▶ **Stored data**:

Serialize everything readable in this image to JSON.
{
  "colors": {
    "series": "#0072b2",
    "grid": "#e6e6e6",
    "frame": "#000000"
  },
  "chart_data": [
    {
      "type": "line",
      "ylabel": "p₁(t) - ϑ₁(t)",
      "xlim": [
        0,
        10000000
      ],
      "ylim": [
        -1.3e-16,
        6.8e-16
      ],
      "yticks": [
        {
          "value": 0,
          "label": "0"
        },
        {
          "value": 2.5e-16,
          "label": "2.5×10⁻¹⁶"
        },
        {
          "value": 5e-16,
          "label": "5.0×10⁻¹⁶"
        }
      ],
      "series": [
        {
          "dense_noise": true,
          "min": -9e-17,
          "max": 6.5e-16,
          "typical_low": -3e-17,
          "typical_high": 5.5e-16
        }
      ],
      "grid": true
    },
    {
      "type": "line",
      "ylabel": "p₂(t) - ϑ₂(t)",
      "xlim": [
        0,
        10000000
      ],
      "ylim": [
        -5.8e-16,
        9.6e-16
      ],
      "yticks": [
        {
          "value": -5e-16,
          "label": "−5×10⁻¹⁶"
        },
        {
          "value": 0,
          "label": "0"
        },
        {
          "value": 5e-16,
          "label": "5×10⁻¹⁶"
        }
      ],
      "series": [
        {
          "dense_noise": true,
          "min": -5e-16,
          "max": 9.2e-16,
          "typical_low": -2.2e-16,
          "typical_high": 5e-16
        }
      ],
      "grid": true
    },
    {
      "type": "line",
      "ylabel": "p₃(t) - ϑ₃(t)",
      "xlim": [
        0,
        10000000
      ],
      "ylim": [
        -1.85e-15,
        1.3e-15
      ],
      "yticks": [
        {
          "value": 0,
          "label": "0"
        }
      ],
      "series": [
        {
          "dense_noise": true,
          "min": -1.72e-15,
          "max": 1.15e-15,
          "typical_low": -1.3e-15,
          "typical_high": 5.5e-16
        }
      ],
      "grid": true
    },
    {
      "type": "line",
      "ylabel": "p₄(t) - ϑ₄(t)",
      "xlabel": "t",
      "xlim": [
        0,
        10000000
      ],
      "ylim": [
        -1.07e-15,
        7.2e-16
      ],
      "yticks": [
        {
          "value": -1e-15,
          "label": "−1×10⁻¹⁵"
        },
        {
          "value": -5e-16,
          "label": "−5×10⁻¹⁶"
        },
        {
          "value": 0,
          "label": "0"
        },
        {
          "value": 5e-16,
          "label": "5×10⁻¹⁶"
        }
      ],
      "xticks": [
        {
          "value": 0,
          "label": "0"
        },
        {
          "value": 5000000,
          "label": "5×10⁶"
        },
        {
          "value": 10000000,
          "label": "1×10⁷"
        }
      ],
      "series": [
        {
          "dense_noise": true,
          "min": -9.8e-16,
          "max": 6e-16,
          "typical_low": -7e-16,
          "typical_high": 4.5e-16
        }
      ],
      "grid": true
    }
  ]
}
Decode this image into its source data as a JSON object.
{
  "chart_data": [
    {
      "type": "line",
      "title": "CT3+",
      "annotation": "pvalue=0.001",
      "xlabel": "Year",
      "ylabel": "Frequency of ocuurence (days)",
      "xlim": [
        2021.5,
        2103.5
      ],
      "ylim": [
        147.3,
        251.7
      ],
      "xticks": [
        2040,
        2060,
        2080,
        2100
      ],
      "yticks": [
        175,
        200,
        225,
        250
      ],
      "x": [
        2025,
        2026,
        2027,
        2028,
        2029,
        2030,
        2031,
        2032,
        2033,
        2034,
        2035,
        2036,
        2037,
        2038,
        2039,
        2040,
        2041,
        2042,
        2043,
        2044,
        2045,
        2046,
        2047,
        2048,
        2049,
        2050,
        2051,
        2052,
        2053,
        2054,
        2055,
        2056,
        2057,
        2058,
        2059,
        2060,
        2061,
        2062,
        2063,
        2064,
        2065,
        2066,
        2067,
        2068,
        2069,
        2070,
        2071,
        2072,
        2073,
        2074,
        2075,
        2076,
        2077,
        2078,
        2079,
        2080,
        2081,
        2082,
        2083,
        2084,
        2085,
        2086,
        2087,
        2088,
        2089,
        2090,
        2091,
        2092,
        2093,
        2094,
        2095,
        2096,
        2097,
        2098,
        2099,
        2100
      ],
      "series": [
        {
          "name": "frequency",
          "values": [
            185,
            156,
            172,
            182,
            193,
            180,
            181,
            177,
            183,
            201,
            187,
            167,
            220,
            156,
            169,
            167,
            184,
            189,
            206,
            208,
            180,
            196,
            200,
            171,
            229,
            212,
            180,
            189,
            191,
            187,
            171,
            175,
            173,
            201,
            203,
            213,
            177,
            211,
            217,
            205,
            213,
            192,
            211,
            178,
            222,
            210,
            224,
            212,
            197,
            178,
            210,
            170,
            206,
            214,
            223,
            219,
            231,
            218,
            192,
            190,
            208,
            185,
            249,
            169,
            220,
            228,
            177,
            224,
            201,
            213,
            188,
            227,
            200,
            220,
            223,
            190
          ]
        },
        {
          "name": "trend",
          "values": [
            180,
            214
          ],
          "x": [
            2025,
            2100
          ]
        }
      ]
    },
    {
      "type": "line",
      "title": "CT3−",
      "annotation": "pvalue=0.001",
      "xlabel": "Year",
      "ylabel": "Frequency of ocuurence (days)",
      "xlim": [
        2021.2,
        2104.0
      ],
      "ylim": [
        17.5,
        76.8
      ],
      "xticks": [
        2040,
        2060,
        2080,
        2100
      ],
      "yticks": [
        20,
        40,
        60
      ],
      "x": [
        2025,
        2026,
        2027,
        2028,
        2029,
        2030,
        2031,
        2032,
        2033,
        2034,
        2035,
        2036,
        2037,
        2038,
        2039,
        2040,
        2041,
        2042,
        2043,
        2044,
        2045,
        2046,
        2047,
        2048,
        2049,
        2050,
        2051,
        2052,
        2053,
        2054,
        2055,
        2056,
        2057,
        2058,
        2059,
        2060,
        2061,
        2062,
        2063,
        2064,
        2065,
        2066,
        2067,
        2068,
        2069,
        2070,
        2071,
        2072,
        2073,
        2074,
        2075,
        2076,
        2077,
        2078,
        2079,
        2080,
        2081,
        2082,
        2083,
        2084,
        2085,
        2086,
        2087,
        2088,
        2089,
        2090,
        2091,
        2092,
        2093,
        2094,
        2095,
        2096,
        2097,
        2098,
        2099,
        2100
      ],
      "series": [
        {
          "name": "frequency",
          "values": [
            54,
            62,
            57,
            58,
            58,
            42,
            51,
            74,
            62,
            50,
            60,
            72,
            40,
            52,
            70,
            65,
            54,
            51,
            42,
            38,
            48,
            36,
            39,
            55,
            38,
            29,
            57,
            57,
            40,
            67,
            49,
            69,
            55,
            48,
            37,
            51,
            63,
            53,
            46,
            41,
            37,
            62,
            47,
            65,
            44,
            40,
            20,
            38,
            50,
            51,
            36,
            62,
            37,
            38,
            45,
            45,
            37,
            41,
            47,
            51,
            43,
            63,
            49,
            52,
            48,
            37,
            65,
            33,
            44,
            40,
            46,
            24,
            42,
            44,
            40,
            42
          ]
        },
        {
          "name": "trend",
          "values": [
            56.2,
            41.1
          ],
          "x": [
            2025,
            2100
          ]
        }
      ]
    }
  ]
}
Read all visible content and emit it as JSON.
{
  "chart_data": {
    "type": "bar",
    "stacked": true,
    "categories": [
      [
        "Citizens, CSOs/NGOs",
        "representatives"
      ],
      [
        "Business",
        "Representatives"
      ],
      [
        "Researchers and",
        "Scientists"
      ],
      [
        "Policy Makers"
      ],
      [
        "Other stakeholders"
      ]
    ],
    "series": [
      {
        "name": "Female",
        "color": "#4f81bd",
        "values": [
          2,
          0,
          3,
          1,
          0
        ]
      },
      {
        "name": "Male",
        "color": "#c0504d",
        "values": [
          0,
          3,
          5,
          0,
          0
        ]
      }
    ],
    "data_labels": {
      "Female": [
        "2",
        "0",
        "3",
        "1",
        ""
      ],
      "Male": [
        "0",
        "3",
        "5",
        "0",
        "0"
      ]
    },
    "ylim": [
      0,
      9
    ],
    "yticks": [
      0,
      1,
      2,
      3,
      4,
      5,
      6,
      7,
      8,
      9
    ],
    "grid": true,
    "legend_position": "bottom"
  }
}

▶ **Task instructions**:
Give back, exactly as written, the lines from the one with "Read all visible content and emit it as JSON." to the last line.

▶ **Task response**:
Read all visible content and emit it as JSON.
{
  "chart_data": {
    "type": "bar",
    "stacked": true,
    "categories": [
      [
        "Citizens, CSOs/NGOs",
        "representatives"
      ],
      [
        "Business",
        "Representatives"
      ],
      [
        "Researchers and",
        "Scientists"
      ],
      [
        "Policy Makers"
      ],
      [
        "Other stakeholders"
      ]
    ],
    "series": [
      {
        "name": "Female",
        "color": "#4f81bd",
        "values": [
          2,
          0,
          3,
          1,
          0
        ]
      },
      {
        "name": "Male",
        "color": "#c0504d",
        "values": [
          0,
          3,
          5,
          0,
          0
        ]
      }
    ],
    "data_labels": {
      "Female": [
        "2",
        "0",
        "3",
        "1",
        ""
      ],
      "Male": [
        "0",
        "3",
        "5",
        "0",
        "0"
      ]
    },
    "ylim": [
      0,
      9
    ],
    "yticks": [
      0,
      1,
      2,
      3,
      4,
      5,
      6,
      7,
      8,
      9
    ],
    "grid": true,
    "legend_position": "bottom"
  }
}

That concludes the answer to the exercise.